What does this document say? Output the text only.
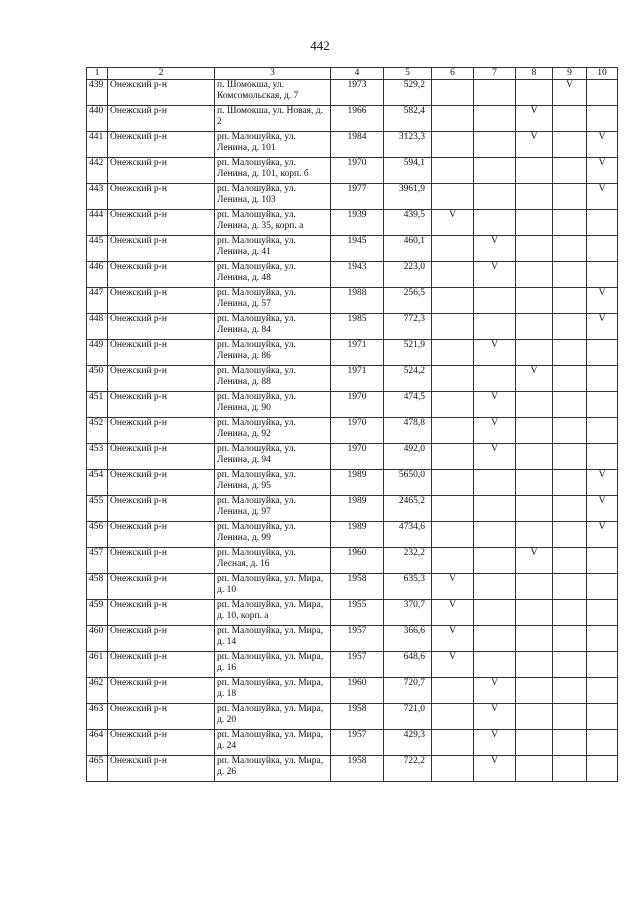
442
1	2	3	4	5	6	7	8	9	10
439	Онежский р-н	п. Шомокша, ул. Комсомольская, д. 7	1973	529,2				V	
440	Онежский р-н	п. Шомокша, ул. Новая, д. 2	1966	582,4			V		
441	Онежский р-н	рп. Малошуйка, ул. Ленина, д. 101	1984	3123,3			V		V
442	Онежский р-н	рп. Малошуйка, ул. Ленина, д. 101, корп. б	1970	594,1					V
443	Онежский р-н	рп. Малошуйка, ул. Ленина, д. 103	1977	3961,9					V
444	Онежский р-н	рп. Малошуйка, ул. Ленина, д. 35, корп. а	1939	439,5	V				
445	Онежский р-н	рп. Малошуйка, ул. Ленина, д. 41	1945	460,1		V			
446	Онежский р-н	рп. Малошуйка, ул. Ленина, д. 48	1943	223,0		V			
447	Онежский р-н	рп. Малошуйка, ул. Ленина, д. 57	1988	256,5					V
448	Онежский р-н	рп. Малошуйка, ул. Ленина, д. 84	1985	772,3					V
449	Онежский р-н	рп. Малошуйка, ул. Ленина, д. 86	1971	521,9		V			
450	Онежский р-н	рп. Малошуйка, ул. Ленина, д. 88	1971	524,2			V		
451	Онежский р-н	рп. Малошуйка, ул. Ленина, д. 90	1970	474,5		V			
452	Онежский р-н	рп. Малошуйка, ул. Ленина, д. 92	1970	478,8		V			
453	Онежский р-н	рп. Малошуйка, ул. Ленина, д. 94	1970	492,0		V			
454	Онежский р-н	рп. Малошуйка, ул. Ленина, д. 95	1989	5650,0					V
455	Онежский р-н	рп. Малошуйка, ул. Ленина, д. 97	1989	2465,2					V
456	Онежский р-н	рп. Малошуйка, ул. Ленина, д. 99	1989	4734,6					V
457	Онежский р-н	рп. Малошуйка, ул. Лесная, д. 16	1960	232,2			V		
458	Онежский р-н	рп. Малошуйка, ул. Мира, д. 10	1958	635,3	V				
459	Онежский р-н	рп. Малошуйка, ул. Мира, д. 10, корп. а	1955	370,7	V				
460	Онежский р-н	рп. Малошуйка, ул. Мира, д. 14	1957	366,6	V				
461	Онежский р-н	рп. Малошуйка, ул. Мира, д. 16	1957	648,6	V				
462	Онежский р-н	рп. Малошуйка, ул. Мира, д. 18	1960	720,7		V			
463	Онежский р-н	рп. Малошуйка, ул. Мира, д. 20	1958	721,0		V			
464	Онежский р-н	рп. Малошуйка, ул. Мира, д. 24	1957	429,3		V			
465	Онежский р-н	рп. Малошуйка, ул. Мира, д. 26	1958	722,2		V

----------

TASK BRIEF: Omit the pictures, then output the rest of the listing exactly.

EXPECTED ANSWER:
What does this document say? Output the text only.
442
1	2	3	4	5	6	7	8	9	10
439	Онежский р-н	п. Шомокша, ул. Комсомольская, д. 7	1973	529,2				V	
440	Онежский р-н	п. Шомокша, ул. Новая, д. 2	1966	582,4			V		
441	Онежский р-н	рп. Малошуйка, ул. Ленина, д. 101	1984	3123,3			V		V
442	Онежский р-н	рп. Малошуйка, ул. Ленина, д. 101, корп. б	1970	594,1					V
443	Онежский р-н	рп. Малошуйка, ул. Ленина, д. 103	1977	3961,9					V
444	Онежский р-н	рп. Малошуйка, ул. Ленина, д. 35, корп. а	1939	439,5	V				
445	Онежский р-н	рп. Малошуйка, ул. Ленина, д. 41	1945	460,1		V			
446	Онежский р-н	рп. Малошуйка, ул. Ленина, д. 48	1943	223,0		V			
447	Онежский р-н	рп. Малошуйка, ул. Ленина, д. 57	1988	256,5					V
448	Онежский р-н	рп. Малошуйка, ул. Ленина, д. 84	1985	772,3					V
449	Онежский р-н	рп. Малошуйка, ул. Ленина, д. 86	1971	521,9		V			
450	Онежский р-н	рп. Малошуйка, ул. Ленина, д. 88	1971	524,2			V		
451	Онежский р-н	рп. Малошуйка, ул. Ленина, д. 90	1970	474,5		V			
452	Онежский р-н	рп. Малошуйка, ул. Ленина, д. 92	1970	478,8		V			
453	Онежский р-н	рп. Малошуйка, ул. Ленина, д. 94	1970	492,0		V			
454	Онежский р-н	рп. Малошуйка, ул. Ленина, д. 95	1989	5650,0					V
455	Онежский р-н	рп. Малошуйка, ул. Ленина, д. 97	1989	2465,2					V
456	Онежский р-н	рп. Малошуйка, ул. Ленина, д. 99	1989	4734,6					V
457	Онежский р-н	рп. Малошуйка, ул. Лесная, д. 16	1960	232,2			V		
458	Онежский р-н	рп. Малошуйка, ул. Мира, д. 10	1958	635,3	V				
459	Онежский р-н	рп. Малошуйка, ул. Мира, д. 10, корп. а	1955	370,7	V				
460	Онежский р-н	рп. Малошуйка, ул. Мира, д. 14	1957	366,6	V				
461	Онежский р-н	рп. Малошуйка, ул. Мира, д. 16	1957	648,6	V				
462	Онежский р-н	рп. Малошуйка, ул. Мира, д. 18	1960	720,7		V			
463	Онежский р-н	рп. Малошуйка, ул. Мира, д. 20	1958	721,0		V			
464	Онежский р-н	рп. Малошуйка, ул. Мира, д. 24	1957	429,3		V			
465	Онежский р-н	рп. Малошуйка, ул. Мира, д. 26	1958	722,2		V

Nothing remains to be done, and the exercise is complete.